→ WHAT TO DO: Extract each line bearing the word "level".

Stored data entries
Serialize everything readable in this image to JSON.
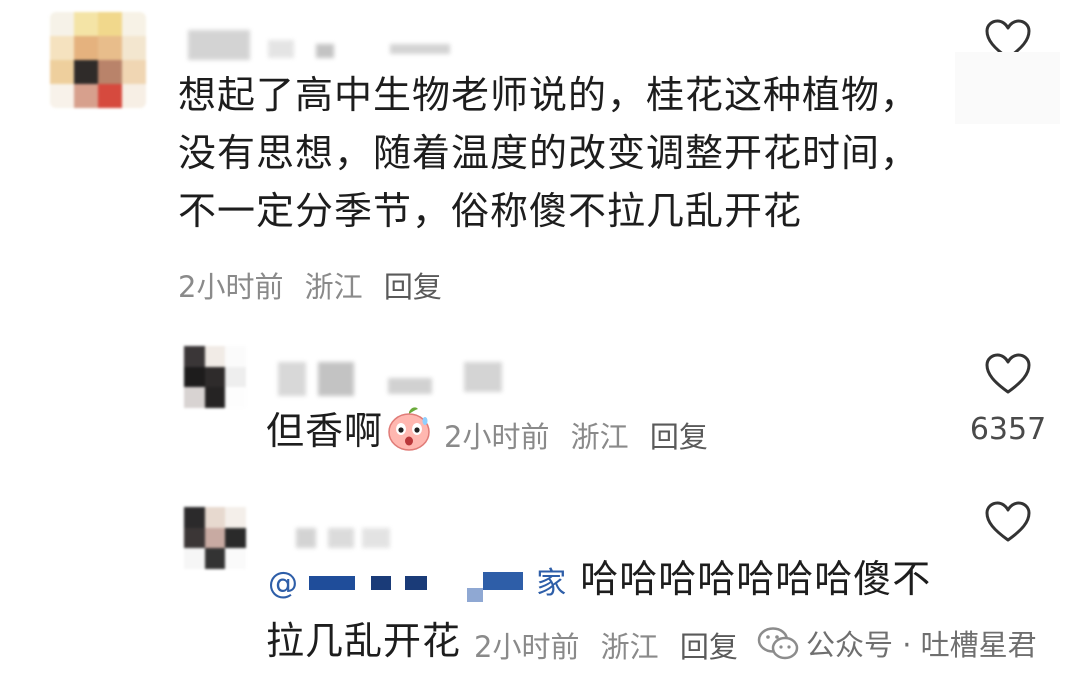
{
  "colors": {
    "text": "#1d1d1d",
    "meta": "#8a8a8a",
    "reply": "#5a5a5a",
    "mention_blue": "#2e5ea8"
  },
  "comments": [
    {
      "text_lines": [
        "想起了高中生物老师说的，桂花这种植物，",
        "没有思想，随着温度的改变调整开花时间，",
        "不一定分季节，俗称傻不拉几乱开花"
      ],
      "time": "2小时前",
      "location": "浙江",
      "reply_label": "回复",
      "like_icon": "heart-outline-icon"
    }
  ],
  "replies": [
    {
      "text": "但香啊",
      "emoji": "sweating-peach-face-emoji",
      "time": "2小时前",
      "location": "浙江",
      "reply_label": "回复",
      "like_icon": "heart-outline-icon",
      "like_count": "6357"
    },
    {
      "mention_icon": "at-mention-icon",
      "mention_tail": "家",
      "text_line1": "哈哈哈哈哈哈哈傻不",
      "text_line2": "拉几乱开花",
      "time": "2小时前",
      "location": "浙江",
      "reply_label": "回复",
      "like_icon": "heart-outline-icon"
    }
  ],
  "watermark": {
    "icon": "wechat-icon",
    "text": "公众号 · 吐槽星君"
  }
}
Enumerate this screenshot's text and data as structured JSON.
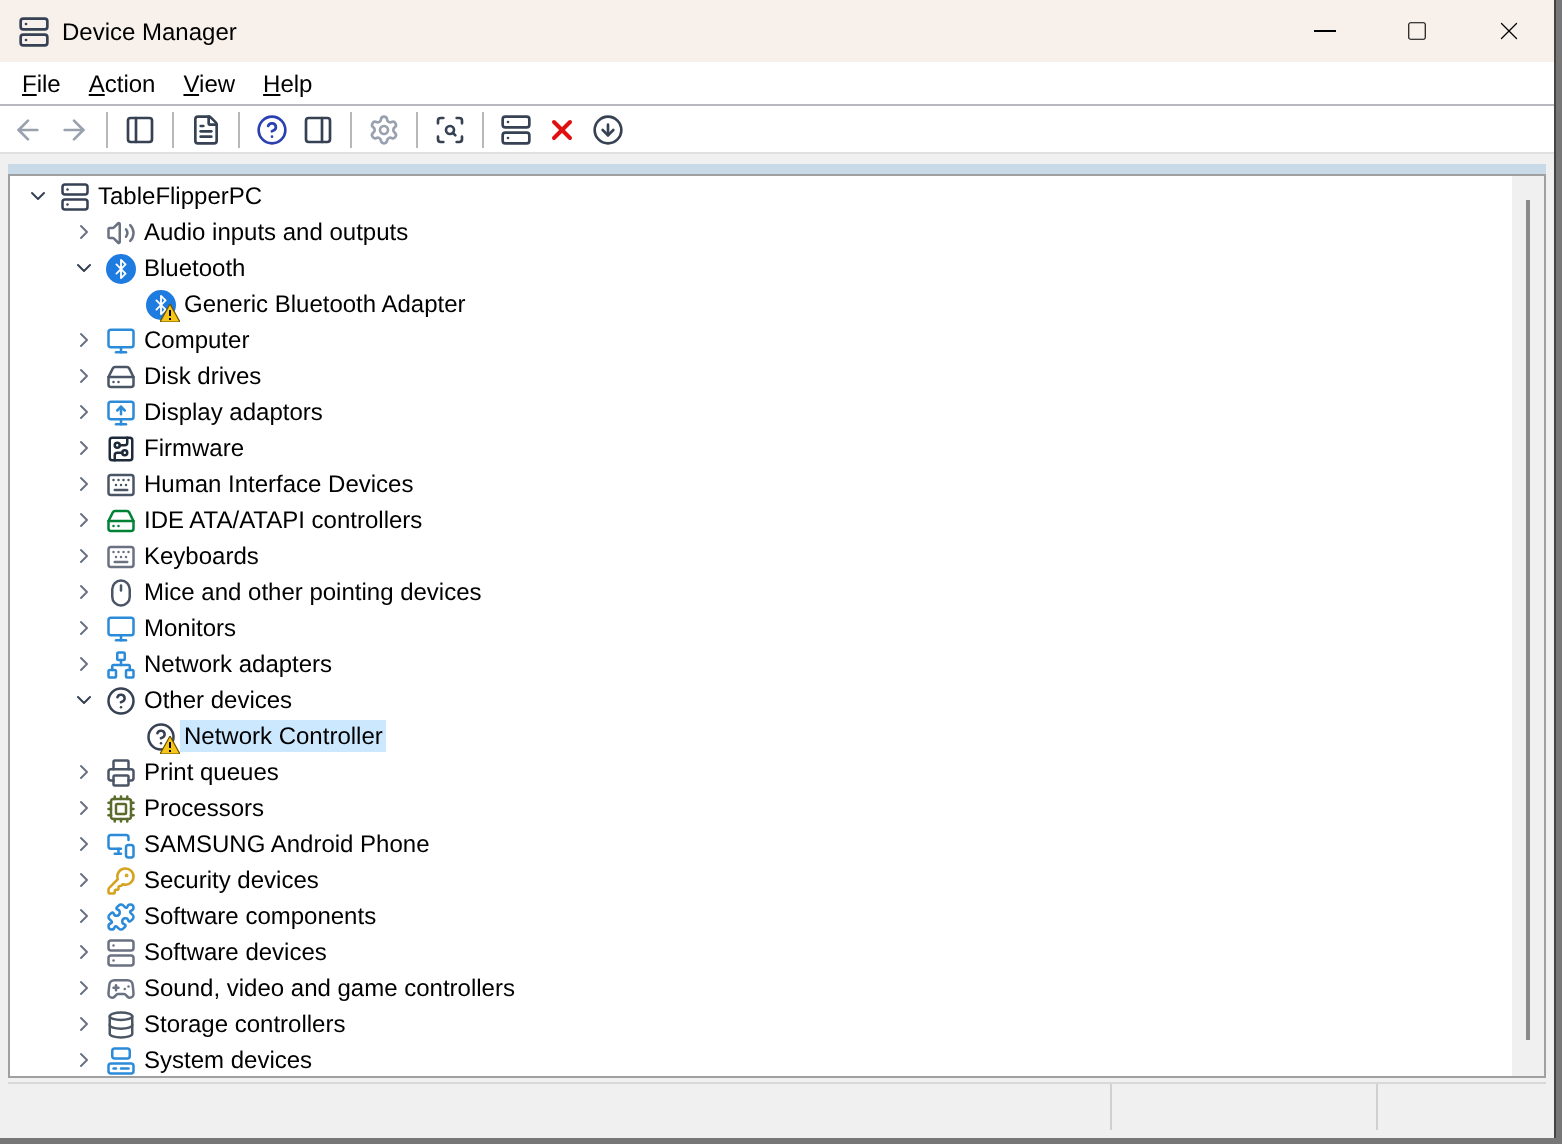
{
  "window": {
    "title": "Device Manager"
  },
  "menu": [
    {
      "label": "File"
    },
    {
      "label": "Action"
    },
    {
      "label": "View"
    },
    {
      "label": "Help"
    }
  ],
  "toolbar": [
    {
      "kind": "back",
      "disabled": true
    },
    {
      "kind": "forward",
      "disabled": true
    },
    {
      "kind": "separator"
    },
    {
      "kind": "tree",
      "disabled": false
    },
    {
      "kind": "separator"
    },
    {
      "kind": "properties",
      "disabled": false
    },
    {
      "kind": "separator"
    },
    {
      "kind": "help",
      "disabled": false
    },
    {
      "kind": "pane",
      "disabled": false
    },
    {
      "kind": "separator"
    },
    {
      "kind": "update",
      "disabled": true
    },
    {
      "kind": "separator"
    },
    {
      "kind": "scan",
      "disabled": false
    },
    {
      "kind": "separator"
    },
    {
      "kind": "add",
      "disabled": false
    },
    {
      "kind": "remove",
      "disabled": false
    },
    {
      "kind": "download",
      "disabled": false
    }
  ],
  "tree": {
    "label": "TableFlipperPC",
    "expanded": true,
    "selected": false,
    "children": [
      {
        "label": "Audio inputs and outputs",
        "expanded": false,
        "selected": false
      },
      {
        "label": "Bluetooth",
        "expanded": true,
        "selected": false,
        "children": [
          {
            "label": "Generic Bluetooth Adapter",
            "warning": true,
            "selected": false
          }
        ]
      },
      {
        "label": "Computer",
        "expanded": false,
        "selected": false
      },
      {
        "label": "Disk drives",
        "expanded": false,
        "selected": false
      },
      {
        "label": "Display adaptors",
        "expanded": false,
        "selected": false
      },
      {
        "label": "Firmware",
        "expanded": false,
        "selected": false
      },
      {
        "label": "Human Interface Devices",
        "expanded": false,
        "selected": false
      },
      {
        "label": "IDE ATA/ATAPI controllers",
        "expanded": false,
        "selected": false
      },
      {
        "label": "Keyboards",
        "expanded": false,
        "selected": false
      },
      {
        "label": "Mice and other pointing devices",
        "expanded": false,
        "selected": false
      },
      {
        "label": "Monitors",
        "expanded": false,
        "selected": false
      },
      {
        "label": "Network adapters",
        "expanded": false,
        "selected": false
      },
      {
        "label": "Other devices",
        "expanded": true,
        "selected": false,
        "children": [
          {
            "label": "Network Controller",
            "warning": true,
            "selected": true
          }
        ]
      },
      {
        "label": "Print queues",
        "expanded": false,
        "selected": false
      },
      {
        "label": "Processors",
        "expanded": false,
        "selected": false
      },
      {
        "label": "SAMSUNG Android Phone",
        "expanded": false,
        "selected": false
      },
      {
        "label": "Security devices",
        "expanded": false,
        "selected": false
      },
      {
        "label": "Software components",
        "expanded": false,
        "selected": false
      },
      {
        "label": "Software devices",
        "expanded": false,
        "selected": false
      },
      {
        "label": "Sound, video and game controllers",
        "expanded": false,
        "selected": false
      },
      {
        "label": "Storage controllers",
        "expanded": false,
        "selected": false
      },
      {
        "label": "System devices",
        "expanded": false,
        "selected": false
      }
    ]
  }
}
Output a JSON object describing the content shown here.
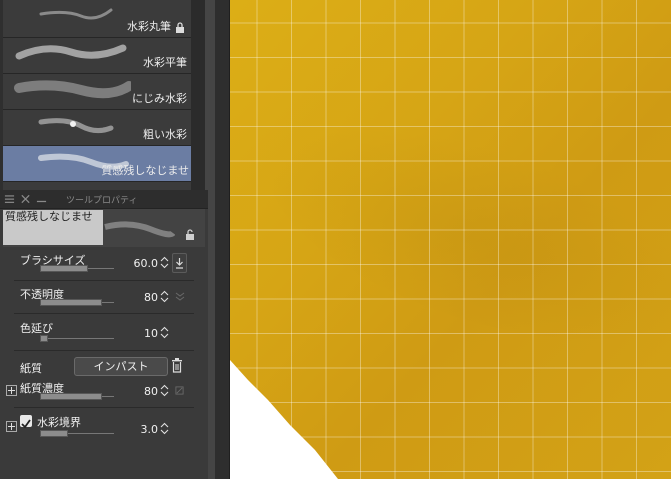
{
  "brush_list": {
    "items": [
      {
        "label": "水彩丸筆",
        "locked": true
      },
      {
        "label": "水彩平筆",
        "locked": false
      },
      {
        "label": "にじみ水彩",
        "locked": false
      },
      {
        "label": "粗い水彩",
        "locked": false
      },
      {
        "label": "質感残しなじませ",
        "locked": false,
        "selected": true
      }
    ]
  },
  "tool_property": {
    "title": "ツールプロパティ",
    "preview_label": "質感残しなじませ",
    "brush_size": {
      "label": "ブラシサイズ",
      "value": "60.0",
      "level": 0.6
    },
    "opacity": {
      "label": "不透明度",
      "value": "80",
      "level": 0.8
    },
    "color_stretch": {
      "label": "色延び",
      "value": "10",
      "level": 0.1
    },
    "paper": {
      "label": "紙質",
      "button": "インパスト"
    },
    "paper_density": {
      "label": "紙質濃度",
      "value": "80",
      "level": 0.8
    },
    "watercolor_edge": {
      "label": "水彩境界",
      "value": "3.0",
      "level": 0.45,
      "checked": true
    }
  },
  "colors": {
    "canvas_yellow": "#d8a713",
    "selection": "#6b7da3",
    "panel": "#3a3a3a"
  }
}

→ OUTPUT BELOW:
      "level": 0.6
      "level": 0.8
      "level": 0.1
      "level": 0.8
      "level": 0.45,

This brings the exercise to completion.